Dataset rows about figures
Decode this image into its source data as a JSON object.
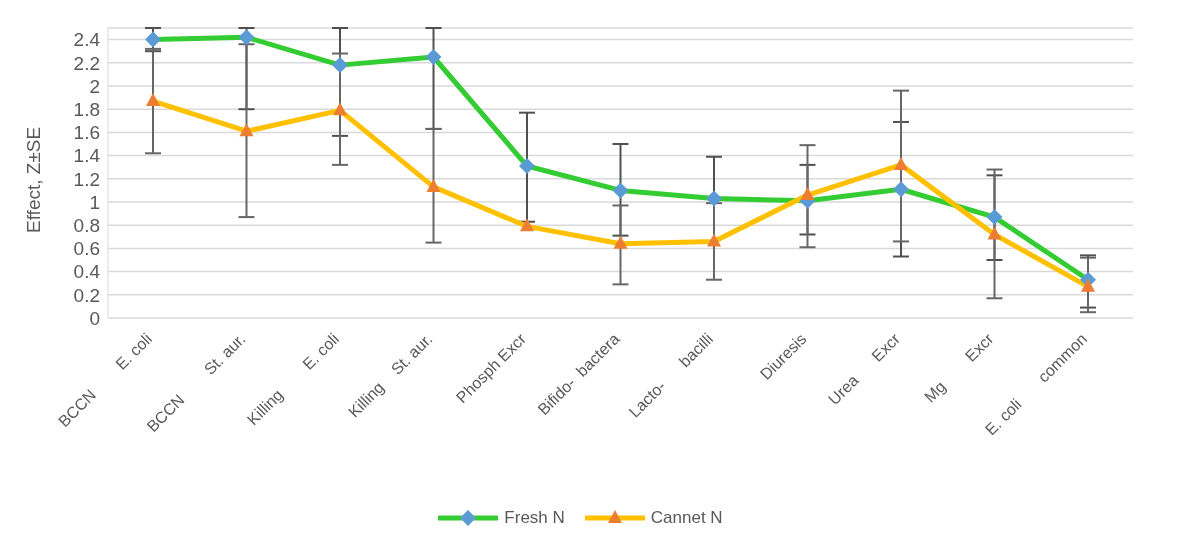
{
  "chart_data": {
    "type": "line",
    "ylabel": "Effect, Z±SE",
    "categories": [
      "BCCN        E. coli",
      "BCCN        St. aur.",
      "Killing        E. coli",
      "Killing    St. aur.",
      "Phosph Excr",
      "Bifido-  bactera",
      "Lacto-      bacilli",
      "Diuresis",
      "Urea      Excr",
      "Mg        Excr",
      "E. coli       common"
    ],
    "series": [
      {
        "name": "Fresh N",
        "color": "#33cc33",
        "marker": "diamond",
        "colors": [
          "#5b9bd5",
          "#5b9bd5",
          "#5b9bd5",
          "#5b9bd5",
          "#5b9bd5",
          "#5b9bd5",
          "#5b9bd5",
          "#5b9bd5",
          "#5b9bd5",
          "#5b9bd5",
          "#5b9bd5"
        ],
        "values": [
          2.4,
          2.42,
          2.18,
          2.25,
          1.31,
          1.1,
          1.03,
          1.01,
          1.11,
          0.87,
          0.33
        ],
        "errors": [
          [
            2.3,
            2.5
          ],
          [
            1.8,
            2.5
          ],
          [
            1.57,
            2.5
          ],
          [
            1.63,
            2.5
          ],
          [
            0.83,
            1.77
          ],
          [
            0.71,
            1.5
          ],
          [
            1.03,
            1.39
          ],
          [
            0.72,
            1.32
          ],
          [
            0.53,
            1.69
          ],
          [
            0.5,
            1.23
          ],
          [
            0.09,
            0.54
          ]
        ]
      },
      {
        "name": "Cannet N",
        "color": "#ffc000",
        "marker": "triangle",
        "colors": [
          "#ed7d31",
          "#ed7d31",
          "#ed7d31",
          "#ed7d31",
          "#ed7d31",
          "#ed7d31",
          "#ed7d31",
          "#ed7d31",
          "#ed7d31",
          "#ed7d31",
          "#ed7d31"
        ],
        "values": [
          1.87,
          1.61,
          1.79,
          1.13,
          0.79,
          0.64,
          0.66,
          1.06,
          1.32,
          0.72,
          0.27
        ],
        "errors": [
          [
            1.42,
            2.32
          ],
          [
            0.87,
            2.36
          ],
          [
            1.32,
            2.28
          ],
          [
            0.65,
            1.63
          ],
          null,
          [
            0.29,
            0.97
          ],
          [
            0.33,
            0.99
          ],
          [
            0.61,
            1.49
          ],
          [
            0.66,
            1.96
          ],
          [
            0.17,
            1.28
          ],
          [
            0.05,
            0.52
          ]
        ]
      }
    ],
    "ylim": [
      0,
      2.5
    ],
    "yticks": [
      0,
      0.2,
      0.4,
      0.6,
      0.8,
      1,
      1.2,
      1.4,
      1.6,
      1.8,
      2,
      2.2,
      2.4
    ],
    "grid": "y",
    "legend": "bottom"
  }
}
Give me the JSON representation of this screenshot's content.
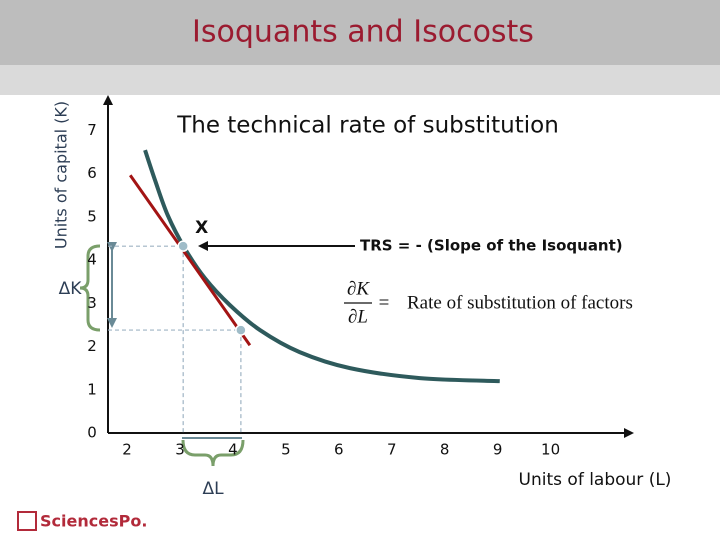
{
  "header": {
    "title": "Isoquants and Isocosts"
  },
  "chart_data": {
    "type": "line",
    "subtitle": "The technical rate of substitution",
    "x_label": "Units of labour (L)",
    "y_label": "Units of capital (K)",
    "xlim": [
      1.64,
      11.5
    ],
    "ylim": [
      0,
      7.7
    ],
    "xticks": [
      2,
      3,
      4,
      5,
      6,
      7,
      8,
      9,
      10
    ],
    "yticks": [
      0,
      1,
      2,
      3,
      4,
      5,
      6,
      7
    ],
    "grid": false,
    "series": [
      {
        "color": "#2e5a5c",
        "x": [
          2.34,
          2.53,
          2.77,
          3.09,
          3.47,
          3.94,
          4.51,
          5.26,
          6.21,
          7.53,
          9.04
        ],
        "values": [
          6.54,
          5.84,
          5.03,
          4.27,
          3.58,
          2.96,
          2.38,
          1.87,
          1.5,
          1.27,
          1.2
        ]
      },
      {
        "color": "#a31414",
        "x": [
          2.06,
          4.32
        ],
        "values": [
          5.96,
          2.03
        ]
      }
    ],
    "points": {
      "color": "#9fbcc8",
      "x": [
        3.06,
        4.15
      ],
      "values": [
        4.32,
        2.38
      ]
    },
    "point_label": "X",
    "trs_label": "TRS = - (Slope of the Isoquant)",
    "formula_numerator": "∂K",
    "formula_denominator": "∂L",
    "formula_equals": "=",
    "formula_text": "Rate of substitution of factors",
    "delta_k_label": "ΔK",
    "delta_l_label": "ΔL"
  },
  "footer": {
    "logo": "SciencesPo."
  }
}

• Goal: Copy out all the entries exactly. Images stay out of the copy.

• Answer:
Decode this image into its source data as a JSON object.
{
  "chart_data": {
    "type": "line",
    "ylabel": "Effect, Z±SE",
    "categories": [
      "BCCN        E. coli",
      "BCCN        St. aur.",
      "Killing        E. coli",
      "Killing    St. aur.",
      "Phosph Excr",
      "Bifido-  bactera",
      "Lacto-      bacilli",
      "Diuresis",
      "Urea      Excr",
      "Mg        Excr",
      "E. coli       common"
    ],
    "series": [
      {
        "name": "Fresh N",
        "color": "#33cc33",
        "marker": "diamond",
        "colors": [
          "#5b9bd5",
          "#5b9bd5",
          "#5b9bd5",
          "#5b9bd5",
          "#5b9bd5",
          "#5b9bd5",
          "#5b9bd5",
          "#5b9bd5",
          "#5b9bd5",
          "#5b9bd5",
          "#5b9bd5"
        ],
        "values": [
          2.4,
          2.42,
          2.18,
          2.25,
          1.31,
          1.1,
          1.03,
          1.01,
          1.11,
          0.87,
          0.33
        ],
        "errors": [
          [
            2.3,
            2.5
          ],
          [
            1.8,
            2.5
          ],
          [
            1.57,
            2.5
          ],
          [
            1.63,
            2.5
          ],
          [
            0.83,
            1.77
          ],
          [
            0.71,
            1.5
          ],
          [
            1.03,
            1.39
          ],
          [
            0.72,
            1.32
          ],
          [
            0.53,
            1.69
          ],
          [
            0.5,
            1.23
          ],
          [
            0.09,
            0.54
          ]
        ]
      },
      {
        "name": "Cannet N",
        "color": "#ffc000",
        "marker": "triangle",
        "colors": [
          "#ed7d31",
          "#ed7d31",
          "#ed7d31",
          "#ed7d31",
          "#ed7d31",
          "#ed7d31",
          "#ed7d31",
          "#ed7d31",
          "#ed7d31",
          "#ed7d31",
          "#ed7d31"
        ],
        "values": [
          1.87,
          1.61,
          1.79,
          1.13,
          0.79,
          0.64,
          0.66,
          1.06,
          1.32,
          0.72,
          0.27
        ],
        "errors": [
          [
            1.42,
            2.32
          ],
          [
            0.87,
            2.36
          ],
          [
            1.32,
            2.28
          ],
          [
            0.65,
            1.63
          ],
          null,
          [
            0.29,
            0.97
          ],
          [
            0.33,
            0.99
          ],
          [
            0.61,
            1.49
          ],
          [
            0.66,
            1.96
          ],
          [
            0.17,
            1.28
          ],
          [
            0.05,
            0.52
          ]
        ]
      }
    ],
    "ylim": [
      0,
      2.5
    ],
    "yticks": [
      0,
      0.2,
      0.4,
      0.6,
      0.8,
      1,
      1.2,
      1.4,
      1.6,
      1.8,
      2,
      2.2,
      2.4
    ],
    "grid": "y",
    "legend": "bottom"
  }
}
Give me the JSON representation of this screenshot's content.
{
  "header": {
    "title": "Isoquants and Isocosts"
  },
  "chart_data": {
    "type": "line",
    "subtitle": "The technical rate of substitution",
    "x_label": "Units of labour (L)",
    "y_label": "Units of capital (K)",
    "xlim": [
      1.64,
      11.5
    ],
    "ylim": [
      0,
      7.7
    ],
    "xticks": [
      2,
      3,
      4,
      5,
      6,
      7,
      8,
      9,
      10
    ],
    "yticks": [
      0,
      1,
      2,
      3,
      4,
      5,
      6,
      7
    ],
    "grid": false,
    "series": [
      {
        "color": "#2e5a5c",
        "x": [
          2.34,
          2.53,
          2.77,
          3.09,
          3.47,
          3.94,
          4.51,
          5.26,
          6.21,
          7.53,
          9.04
        ],
        "values": [
          6.54,
          5.84,
          5.03,
          4.27,
          3.58,
          2.96,
          2.38,
          1.87,
          1.5,
          1.27,
          1.2
        ]
      },
      {
        "color": "#a31414",
        "x": [
          2.06,
          4.32
        ],
        "values": [
          5.96,
          2.03
        ]
      }
    ],
    "points": {
      "color": "#9fbcc8",
      "x": [
        3.06,
        4.15
      ],
      "values": [
        4.32,
        2.38
      ]
    },
    "point_label": "X",
    "trs_label": "TRS = - (Slope of the Isoquant)",
    "formula_numerator": "∂K",
    "formula_denominator": "∂L",
    "formula_equals": "=",
    "formula_text": "Rate of substitution of factors",
    "delta_k_label": "ΔK",
    "delta_l_label": "ΔL"
  },
  "footer": {
    "logo": "SciencesPo."
  }
}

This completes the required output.